__Stated goal__:
Pictures do not belong in the copy. Return all of the entries exactly.

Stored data
'''

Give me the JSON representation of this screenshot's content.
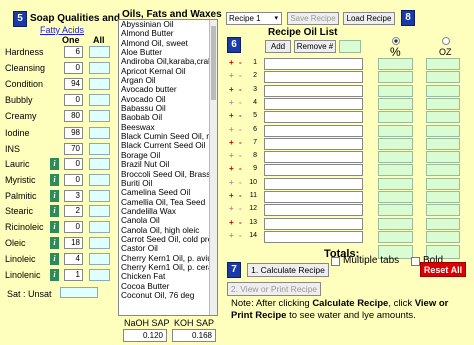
{
  "steps": {
    "s5": "5",
    "s6": "6",
    "s7": "7",
    "s8": "8"
  },
  "soap": {
    "title": "Soap Qualities and",
    "link": "Fatty Acids",
    "col_one": "One",
    "col_all": "All",
    "qualities": [
      {
        "label": "Hardness",
        "one": "6"
      },
      {
        "label": "Cleansing",
        "one": "0"
      },
      {
        "label": "Condition",
        "one": "94"
      },
      {
        "label": "Bubbly",
        "one": "0"
      },
      {
        "label": "Creamy",
        "one": "80"
      },
      {
        "label": "Iodine",
        "one": "98"
      },
      {
        "label": "INS",
        "one": "70"
      }
    ],
    "fatty_acids": [
      {
        "label": "Lauric",
        "one": "0"
      },
      {
        "label": "Myristic",
        "one": "0"
      },
      {
        "label": "Palmitic",
        "one": "3"
      },
      {
        "label": "Stearic",
        "one": "2"
      },
      {
        "label": "Ricinoleic",
        "one": "0"
      },
      {
        "label": "Oleic",
        "one": "18"
      },
      {
        "label": "Linoleic",
        "one": "4"
      },
      {
        "label": "Linolenic",
        "one": "1"
      }
    ],
    "info_glyph": "i",
    "sat_unsat_label": "Sat : Unsat"
  },
  "oils": {
    "title": "Oils, Fats and Waxes",
    "items": [
      "Abyssinian Oil",
      "Almond Butter",
      "Almond Oil, sweet",
      "Aloe Butter",
      "Andiroba Oil,karaba,crab",
      "Apricot Kernal Oil",
      "Argan Oil",
      "Avocado butter",
      "Avocado Oil",
      "Babassu Oil",
      "Baobab Oil",
      "Beeswax",
      "Black Cumin Seed Oil, ni",
      "Black Current Seed Oil",
      "Borage Oil",
      "Brazil Nut Oil",
      "Broccoli Seed Oil, Brassi",
      "Buriti Oil",
      "Camelina Seed Oil",
      "Camellia Oil, Tea Seed",
      "Candelilla Wax",
      "Canola Oil",
      "Canola Oil, high oleic",
      "Carrot Seed Oil, cold pre",
      "Castor Oil",
      "Cherry Kern1 Oil, p. aviur",
      "Cherry Kern1 Oil, p. cera",
      "Chicken Fat",
      "Cocoa Butter",
      "Coconut Oil, 76 deg"
    ],
    "naoh_label": "NaOH SAP",
    "koh_label": "KOH SAP",
    "naoh_value": "0.120",
    "koh_value": "0.168"
  },
  "recipe": {
    "select_value": "Recipe 1",
    "save_label": "Save Recipe",
    "load_label": "Load Recipe",
    "list_title": "Recipe Oil List",
    "add_label": "Add",
    "remove_label": "Remove #",
    "percent_label": "%",
    "oz_label": "OZ",
    "row_plus": "+",
    "row_minus": "-",
    "rows": [
      "1",
      "2",
      "3",
      "4",
      "5",
      "6",
      "7",
      "8",
      "9",
      "10",
      "11",
      "12",
      "13",
      "14"
    ],
    "totals_label": "Totals:",
    "calc_label": "1. Calculate Recipe",
    "view_label": "2. View or Print Recipe",
    "reset_label": "Reset All",
    "multiple_tabs_label": "Multiple tabs",
    "bold_label": "Bold",
    "note_prefix": "Note: After clicking ",
    "note_calc": "Calculate Recipe",
    "note_mid": ", click ",
    "note_view": "View or Print Recipe",
    "note_suffix": " to see water and lye amounts."
  },
  "colors": {
    "background": "#ffffbd",
    "step_box": "#1a3aa8",
    "info_icon": "#2e8b57",
    "reset": "#dd0000",
    "accent_green": "#d9fcd2",
    "accent_cyan": "#e0ffff"
  }
}
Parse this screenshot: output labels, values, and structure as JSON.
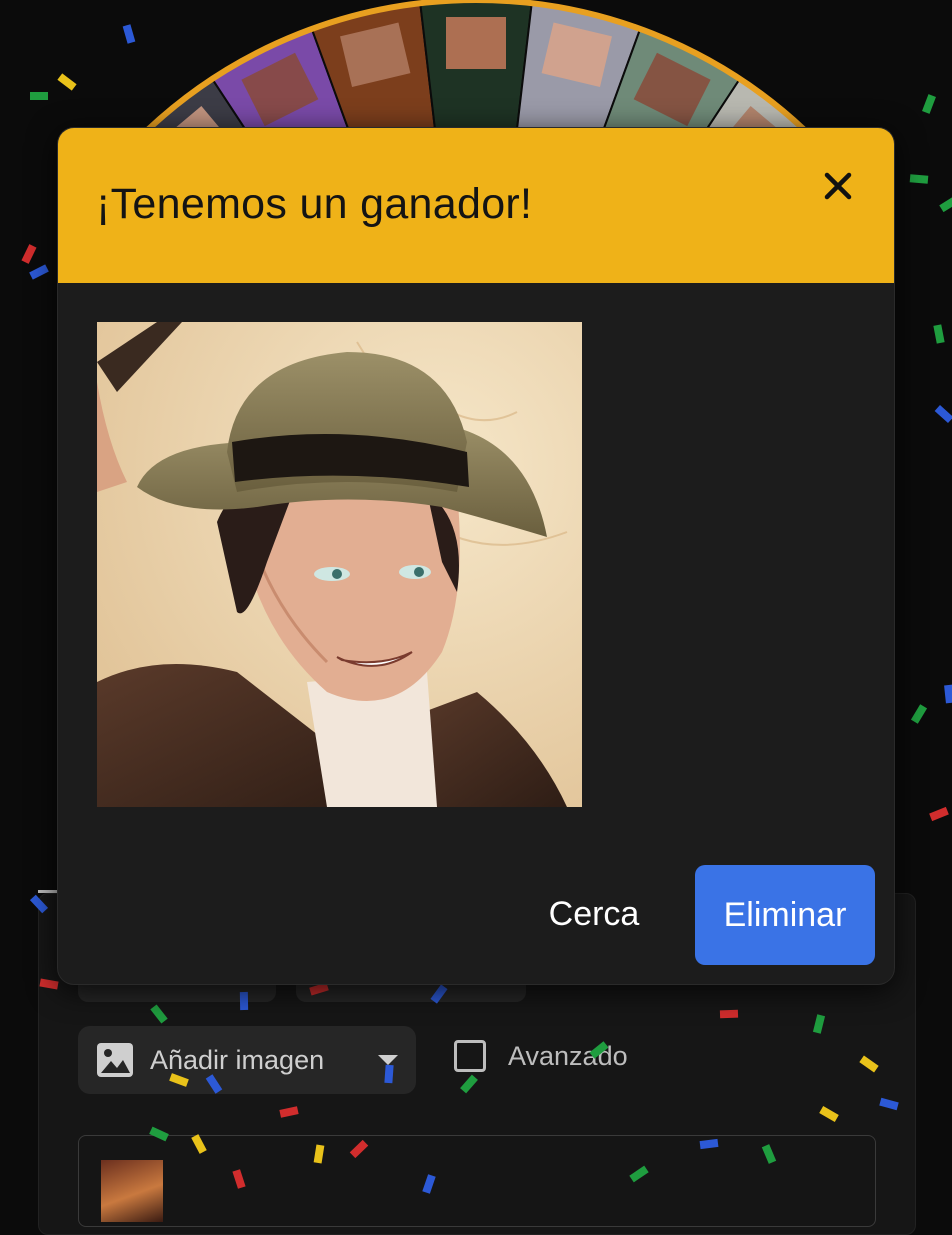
{
  "modal": {
    "title": "¡Tenemos un ganador!",
    "close_button": "Cerca",
    "remove_button": "Eliminar",
    "header_color": "#efb218",
    "remove_button_color": "#3a73e6"
  },
  "background": {
    "add_image_label": "Añadir imagen",
    "advanced_label": "Avanzado",
    "wheel_segment_colors": [
      "#6a3a1a",
      "#3c3c46",
      "#7a4aa8",
      "#7c3e1c",
      "#1e3324",
      "#9a9aa8",
      "#6f8a78",
      "#b8b8b0",
      "#3e7f9a"
    ]
  },
  "icons": {
    "close": "close-icon",
    "image": "image-icon",
    "dropdown": "chevron-down-icon",
    "checkbox": "checkbox-icon"
  }
}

'''

__Exercise response__:
Give me the JSON representation of this screenshot's content.
{
  "steps": {
    "s5": "5",
    "s6": "6",
    "s7": "7",
    "s8": "8"
  },
  "soap": {
    "title": "Soap Qualities and",
    "link": "Fatty Acids",
    "col_one": "One",
    "col_all": "All",
    "qualities": [
      {
        "label": "Hardness",
        "one": "6"
      },
      {
        "label": "Cleansing",
        "one": "0"
      },
      {
        "label": "Condition",
        "one": "94"
      },
      {
        "label": "Bubbly",
        "one": "0"
      },
      {
        "label": "Creamy",
        "one": "80"
      },
      {
        "label": "Iodine",
        "one": "98"
      },
      {
        "label": "INS",
        "one": "70"
      }
    ],
    "fatty_acids": [
      {
        "label": "Lauric",
        "one": "0"
      },
      {
        "label": "Myristic",
        "one": "0"
      },
      {
        "label": "Palmitic",
        "one": "3"
      },
      {
        "label": "Stearic",
        "one": "2"
      },
      {
        "label": "Ricinoleic",
        "one": "0"
      },
      {
        "label": "Oleic",
        "one": "18"
      },
      {
        "label": "Linoleic",
        "one": "4"
      },
      {
        "label": "Linolenic",
        "one": "1"
      }
    ],
    "info_glyph": "i",
    "sat_unsat_label": "Sat : Unsat"
  },
  "oils": {
    "title": "Oils, Fats and Waxes",
    "items": [
      "Abyssinian Oil",
      "Almond Butter",
      "Almond Oil, sweet",
      "Aloe Butter",
      "Andiroba Oil,karaba,crab",
      "Apricot Kernal Oil",
      "Argan Oil",
      "Avocado butter",
      "Avocado Oil",
      "Babassu Oil",
      "Baobab Oil",
      "Beeswax",
      "Black Cumin Seed Oil, ni",
      "Black Current Seed Oil",
      "Borage Oil",
      "Brazil Nut Oil",
      "Broccoli Seed Oil, Brassi",
      "Buriti Oil",
      "Camelina Seed Oil",
      "Camellia Oil, Tea Seed",
      "Candelilla Wax",
      "Canola Oil",
      "Canola Oil, high oleic",
      "Carrot Seed Oil, cold pre",
      "Castor Oil",
      "Cherry Kern1 Oil, p. aviur",
      "Cherry Kern1 Oil, p. cera",
      "Chicken Fat",
      "Cocoa Butter",
      "Coconut Oil, 76 deg"
    ],
    "naoh_label": "NaOH SAP",
    "koh_label": "KOH SAP",
    "naoh_value": "0.120",
    "koh_value": "0.168"
  },
  "recipe": {
    "select_value": "Recipe 1",
    "save_label": "Save Recipe",
    "load_label": "Load Recipe",
    "list_title": "Recipe Oil List",
    "add_label": "Add",
    "remove_label": "Remove #",
    "percent_label": "%",
    "oz_label": "OZ",
    "row_plus": "+",
    "row_minus": "-",
    "rows": [
      "1",
      "2",
      "3",
      "4",
      "5",
      "6",
      "7",
      "8",
      "9",
      "10",
      "11",
      "12",
      "13",
      "14"
    ],
    "totals_label": "Totals:",
    "calc_label": "1. Calculate Recipe",
    "view_label": "2. View or Print Recipe",
    "reset_label": "Reset All",
    "multiple_tabs_label": "Multiple tabs",
    "bold_label": "Bold",
    "note_prefix": "Note: After clicking ",
    "note_calc": "Calculate Recipe",
    "note_mid": ", click ",
    "note_view": "View or Print Recipe",
    "note_suffix": " to see water and lye amounts."
  },
  "colors": {
    "background": "#ffffbd",
    "step_box": "#1a3aa8",
    "info_icon": "#2e8b57",
    "reset": "#dd0000",
    "accent_green": "#d9fcd2",
    "accent_cyan": "#e0ffff"
  }
}
Parse this screenshot: output labels, values, and structure as JSON.
{
  "modal": {
    "title": "¡Tenemos un ganador!",
    "close_button": "Cerca",
    "remove_button": "Eliminar",
    "header_color": "#efb218",
    "remove_button_color": "#3a73e6"
  },
  "background": {
    "add_image_label": "Añadir imagen",
    "advanced_label": "Avanzado",
    "wheel_segment_colors": [
      "#6a3a1a",
      "#3c3c46",
      "#7a4aa8",
      "#7c3e1c",
      "#1e3324",
      "#9a9aa8",
      "#6f8a78",
      "#b8b8b0",
      "#3e7f9a"
    ]
  },
  "icons": {
    "close": "close-icon",
    "image": "image-icon",
    "dropdown": "chevron-down-icon",
    "checkbox": "checkbox-icon"
  }
}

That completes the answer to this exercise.